• [Brano da leggere]
>>>

Lo studio nel quale mi introdusse era situato al piano terreno, illuminato da un' ampia vetrata che concedeva all'ospite di alleviare la severità di tanto incontro permettendogli di spingere lo sguardo all'esterno, nell'abbaglio della luce pomeridiana, tra il cielo e il verde del giardino. Mi fece sedere accanto al computer acceso che mandava girandole di luce. Sembrava l'avesse lasciato in paziente attesa, pronto a farlo rientrare nelle sue funzioni di macchina per scrivere non appena me ne fossi andata.

Con preghiera di non sciupare – Avevo preparato una serie di domande che, facendomi coraggio, riuscii a sottoporgli una per una. In realtà l'intervista sforò fino a quaranta minuti, senza che il professore desse segni di impazienza. Mi impegnai con zelo nella trascrizione delle risposte per non scrivere sciocchezze nel pezzo, promettendo alla fine di farglielo rileggere prima che andasse in stampa. E così avvenne.
Quando me lo restituì, dopo aver aggiustate a matita un paio di cose, mi consegnò contemporaneamente la busta con alcune fotografie che lui stesso aveva preparato per il giornale. E mi lasciò, assieme alle foto, una busta più piccola. La aprii con grande curiosità. M'era capitato, più di una volta, che gli intervistati mi scrivessero qualche parola di complimento sull'intervista fatta. Il biglietto di Isella si riferiva invece alle foto." Con preghiera di non sciupare e di restituire" aveva scritto di suo pugno.

<<<

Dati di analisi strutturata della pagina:
>>>

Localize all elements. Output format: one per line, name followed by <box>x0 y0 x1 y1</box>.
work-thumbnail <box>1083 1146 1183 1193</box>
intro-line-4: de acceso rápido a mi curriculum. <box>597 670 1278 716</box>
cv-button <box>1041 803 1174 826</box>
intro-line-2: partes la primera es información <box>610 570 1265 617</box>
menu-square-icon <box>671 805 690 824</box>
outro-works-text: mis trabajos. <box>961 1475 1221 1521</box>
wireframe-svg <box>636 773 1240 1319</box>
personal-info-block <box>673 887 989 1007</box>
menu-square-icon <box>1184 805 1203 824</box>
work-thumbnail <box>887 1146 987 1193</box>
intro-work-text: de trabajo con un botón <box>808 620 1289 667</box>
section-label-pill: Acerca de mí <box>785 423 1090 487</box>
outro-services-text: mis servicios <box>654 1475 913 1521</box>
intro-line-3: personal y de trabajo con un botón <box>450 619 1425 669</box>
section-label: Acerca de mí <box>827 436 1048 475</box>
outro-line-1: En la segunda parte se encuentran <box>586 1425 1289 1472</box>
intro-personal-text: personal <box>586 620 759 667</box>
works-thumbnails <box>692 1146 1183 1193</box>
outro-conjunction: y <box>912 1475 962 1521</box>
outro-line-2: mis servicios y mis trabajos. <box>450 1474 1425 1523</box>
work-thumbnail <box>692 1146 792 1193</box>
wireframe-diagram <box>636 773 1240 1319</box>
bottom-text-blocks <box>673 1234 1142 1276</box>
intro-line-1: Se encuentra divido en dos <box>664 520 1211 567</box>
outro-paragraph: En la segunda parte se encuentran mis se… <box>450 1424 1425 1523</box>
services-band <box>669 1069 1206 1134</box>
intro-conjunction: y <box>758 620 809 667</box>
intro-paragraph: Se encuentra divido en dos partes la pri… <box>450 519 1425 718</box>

<<<

• [Consegna]
Nel brano sull'intervista al professore, quali cose il professore restituisce o consegna alla narratrice dopo aver riletto il pezzo? Elencale tutte.

• [Risposta]
- Il pezzo, con un paio di cose aggiustate a matita
- Una busta con alcune fotografie che aveva preparato lui stesso per il giornale
- Una busta più piccola, con un biglietto scritto di suo pugno